● **DESCRIPTION OF THE TASK**: Set down the material exactly, from its first line through the line that holds "x-tick-label: 30% (1211, 115, 1253, 137)", with both ends included.

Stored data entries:
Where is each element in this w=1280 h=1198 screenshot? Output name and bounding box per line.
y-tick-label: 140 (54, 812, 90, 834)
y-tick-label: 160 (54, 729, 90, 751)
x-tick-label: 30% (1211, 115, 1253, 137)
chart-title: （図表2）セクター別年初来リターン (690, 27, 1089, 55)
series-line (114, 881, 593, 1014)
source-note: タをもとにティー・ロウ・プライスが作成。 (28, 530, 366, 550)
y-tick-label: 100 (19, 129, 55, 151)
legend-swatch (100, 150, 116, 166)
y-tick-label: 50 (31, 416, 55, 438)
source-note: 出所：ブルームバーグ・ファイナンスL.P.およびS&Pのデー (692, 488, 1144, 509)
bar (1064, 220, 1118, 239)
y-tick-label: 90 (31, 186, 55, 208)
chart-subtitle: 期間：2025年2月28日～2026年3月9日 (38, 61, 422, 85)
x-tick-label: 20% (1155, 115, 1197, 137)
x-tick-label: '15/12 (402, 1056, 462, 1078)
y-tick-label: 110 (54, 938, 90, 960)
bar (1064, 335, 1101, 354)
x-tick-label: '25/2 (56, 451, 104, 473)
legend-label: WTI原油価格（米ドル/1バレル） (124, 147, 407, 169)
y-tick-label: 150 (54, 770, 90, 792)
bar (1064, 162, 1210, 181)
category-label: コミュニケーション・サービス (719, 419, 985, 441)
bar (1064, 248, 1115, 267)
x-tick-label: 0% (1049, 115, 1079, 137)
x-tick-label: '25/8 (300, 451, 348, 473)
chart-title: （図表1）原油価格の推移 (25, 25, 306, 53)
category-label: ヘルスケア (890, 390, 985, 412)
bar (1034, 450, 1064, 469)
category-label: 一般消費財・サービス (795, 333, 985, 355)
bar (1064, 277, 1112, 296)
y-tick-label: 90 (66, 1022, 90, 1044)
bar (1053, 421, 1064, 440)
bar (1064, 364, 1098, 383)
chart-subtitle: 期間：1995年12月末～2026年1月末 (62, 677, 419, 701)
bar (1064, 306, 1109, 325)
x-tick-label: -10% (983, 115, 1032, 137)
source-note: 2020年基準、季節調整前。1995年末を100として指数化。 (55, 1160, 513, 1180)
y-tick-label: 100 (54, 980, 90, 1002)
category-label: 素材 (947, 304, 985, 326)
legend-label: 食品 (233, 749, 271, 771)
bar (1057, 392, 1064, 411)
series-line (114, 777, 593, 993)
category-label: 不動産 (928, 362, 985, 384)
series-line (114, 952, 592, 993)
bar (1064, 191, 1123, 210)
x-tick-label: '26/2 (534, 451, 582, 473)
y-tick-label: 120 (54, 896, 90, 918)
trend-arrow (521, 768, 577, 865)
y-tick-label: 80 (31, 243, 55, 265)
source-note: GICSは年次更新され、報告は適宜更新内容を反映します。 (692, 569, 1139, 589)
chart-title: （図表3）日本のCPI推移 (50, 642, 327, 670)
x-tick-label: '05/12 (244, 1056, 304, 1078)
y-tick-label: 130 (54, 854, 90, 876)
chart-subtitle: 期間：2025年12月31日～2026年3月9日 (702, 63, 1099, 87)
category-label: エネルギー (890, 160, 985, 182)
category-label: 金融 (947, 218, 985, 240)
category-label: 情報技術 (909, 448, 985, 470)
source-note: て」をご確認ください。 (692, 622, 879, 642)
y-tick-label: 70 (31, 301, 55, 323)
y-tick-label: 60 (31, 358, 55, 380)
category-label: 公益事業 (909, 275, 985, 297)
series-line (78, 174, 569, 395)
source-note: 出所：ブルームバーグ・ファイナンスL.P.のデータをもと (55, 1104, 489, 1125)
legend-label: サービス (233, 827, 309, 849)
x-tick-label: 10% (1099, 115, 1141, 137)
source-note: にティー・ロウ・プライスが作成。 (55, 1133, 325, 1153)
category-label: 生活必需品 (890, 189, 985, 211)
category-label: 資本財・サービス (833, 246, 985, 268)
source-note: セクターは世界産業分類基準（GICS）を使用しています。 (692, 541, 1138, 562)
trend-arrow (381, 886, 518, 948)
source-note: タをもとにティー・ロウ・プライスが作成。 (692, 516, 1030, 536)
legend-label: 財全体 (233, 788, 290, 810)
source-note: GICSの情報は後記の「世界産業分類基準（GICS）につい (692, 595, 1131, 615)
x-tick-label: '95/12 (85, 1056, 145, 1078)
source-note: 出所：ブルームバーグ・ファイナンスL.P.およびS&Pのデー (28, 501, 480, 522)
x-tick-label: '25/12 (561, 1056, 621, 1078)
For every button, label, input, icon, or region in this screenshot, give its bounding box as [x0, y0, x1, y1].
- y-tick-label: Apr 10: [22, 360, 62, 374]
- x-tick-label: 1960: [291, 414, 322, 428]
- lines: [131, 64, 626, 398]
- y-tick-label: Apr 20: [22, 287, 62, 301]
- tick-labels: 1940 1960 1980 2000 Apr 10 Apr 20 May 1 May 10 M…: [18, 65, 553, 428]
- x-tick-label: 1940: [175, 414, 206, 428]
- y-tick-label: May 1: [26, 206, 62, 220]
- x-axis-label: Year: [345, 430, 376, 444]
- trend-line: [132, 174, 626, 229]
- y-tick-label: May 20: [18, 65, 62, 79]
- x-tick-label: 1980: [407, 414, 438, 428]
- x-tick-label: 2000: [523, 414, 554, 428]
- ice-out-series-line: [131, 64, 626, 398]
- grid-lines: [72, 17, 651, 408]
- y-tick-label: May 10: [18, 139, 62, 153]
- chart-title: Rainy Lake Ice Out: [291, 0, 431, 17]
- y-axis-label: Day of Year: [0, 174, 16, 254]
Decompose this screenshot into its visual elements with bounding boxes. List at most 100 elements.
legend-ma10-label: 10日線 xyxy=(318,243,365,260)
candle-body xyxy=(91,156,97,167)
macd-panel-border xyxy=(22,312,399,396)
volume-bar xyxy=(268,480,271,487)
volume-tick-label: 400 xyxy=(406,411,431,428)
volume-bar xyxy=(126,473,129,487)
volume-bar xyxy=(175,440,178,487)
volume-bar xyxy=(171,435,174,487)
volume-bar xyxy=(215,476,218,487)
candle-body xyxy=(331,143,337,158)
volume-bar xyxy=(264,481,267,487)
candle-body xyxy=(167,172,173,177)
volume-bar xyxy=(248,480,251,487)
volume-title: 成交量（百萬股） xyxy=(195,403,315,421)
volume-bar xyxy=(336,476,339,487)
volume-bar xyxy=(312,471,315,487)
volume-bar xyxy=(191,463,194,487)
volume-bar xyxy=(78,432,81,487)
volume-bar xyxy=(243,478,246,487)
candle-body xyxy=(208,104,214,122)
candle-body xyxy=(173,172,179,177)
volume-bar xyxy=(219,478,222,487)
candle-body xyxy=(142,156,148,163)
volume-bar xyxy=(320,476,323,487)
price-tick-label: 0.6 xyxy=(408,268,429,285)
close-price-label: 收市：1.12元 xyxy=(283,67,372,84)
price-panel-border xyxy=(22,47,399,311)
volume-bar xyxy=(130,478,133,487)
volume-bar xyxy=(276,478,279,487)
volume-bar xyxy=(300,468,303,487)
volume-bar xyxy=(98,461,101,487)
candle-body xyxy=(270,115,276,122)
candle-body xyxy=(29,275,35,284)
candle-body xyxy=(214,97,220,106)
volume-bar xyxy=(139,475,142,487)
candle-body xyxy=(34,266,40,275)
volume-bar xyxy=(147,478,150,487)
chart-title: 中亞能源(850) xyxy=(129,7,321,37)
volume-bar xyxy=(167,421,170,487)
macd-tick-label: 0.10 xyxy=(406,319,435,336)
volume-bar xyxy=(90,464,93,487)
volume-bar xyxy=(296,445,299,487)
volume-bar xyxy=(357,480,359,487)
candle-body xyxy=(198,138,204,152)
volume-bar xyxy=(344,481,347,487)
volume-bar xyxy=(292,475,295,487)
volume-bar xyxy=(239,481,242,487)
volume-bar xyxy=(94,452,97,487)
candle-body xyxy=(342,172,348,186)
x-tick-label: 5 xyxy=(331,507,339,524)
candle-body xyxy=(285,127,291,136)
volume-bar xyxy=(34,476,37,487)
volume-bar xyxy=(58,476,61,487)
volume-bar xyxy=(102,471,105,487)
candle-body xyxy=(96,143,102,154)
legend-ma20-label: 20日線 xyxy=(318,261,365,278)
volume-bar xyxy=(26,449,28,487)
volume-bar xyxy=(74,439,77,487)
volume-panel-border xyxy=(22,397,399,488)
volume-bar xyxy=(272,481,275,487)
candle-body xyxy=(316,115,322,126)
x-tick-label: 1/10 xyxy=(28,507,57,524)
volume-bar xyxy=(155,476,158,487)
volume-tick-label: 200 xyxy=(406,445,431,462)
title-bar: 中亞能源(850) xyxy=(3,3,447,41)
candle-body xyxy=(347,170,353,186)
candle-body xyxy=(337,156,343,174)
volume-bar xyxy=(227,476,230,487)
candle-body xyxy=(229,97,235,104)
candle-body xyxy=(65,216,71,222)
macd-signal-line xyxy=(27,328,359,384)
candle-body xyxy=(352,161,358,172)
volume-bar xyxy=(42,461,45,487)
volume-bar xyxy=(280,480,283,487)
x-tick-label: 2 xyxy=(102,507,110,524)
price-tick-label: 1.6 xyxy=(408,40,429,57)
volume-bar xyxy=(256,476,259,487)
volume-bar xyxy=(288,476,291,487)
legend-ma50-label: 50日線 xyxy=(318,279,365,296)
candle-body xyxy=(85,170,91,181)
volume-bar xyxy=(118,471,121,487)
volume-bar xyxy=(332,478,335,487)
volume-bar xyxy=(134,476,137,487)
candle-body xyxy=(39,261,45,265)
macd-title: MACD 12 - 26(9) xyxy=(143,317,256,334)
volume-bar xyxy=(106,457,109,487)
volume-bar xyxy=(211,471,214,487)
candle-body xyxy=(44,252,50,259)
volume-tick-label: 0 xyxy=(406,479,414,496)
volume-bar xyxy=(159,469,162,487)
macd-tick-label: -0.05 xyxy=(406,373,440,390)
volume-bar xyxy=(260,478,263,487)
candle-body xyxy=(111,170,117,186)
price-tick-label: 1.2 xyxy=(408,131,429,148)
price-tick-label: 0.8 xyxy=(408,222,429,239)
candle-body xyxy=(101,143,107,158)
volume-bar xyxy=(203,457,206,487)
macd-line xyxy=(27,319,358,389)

● **RESPONSE TO THIS EXERCISE**:
Where is each element in this w=1280 h=1198 screenshot? Output name and bounding box per line.
y-tick-label: 140 (54, 812, 90, 834)
y-tick-label: 160 (54, 729, 90, 751)
x-tick-label: 30% (1211, 115, 1253, 137)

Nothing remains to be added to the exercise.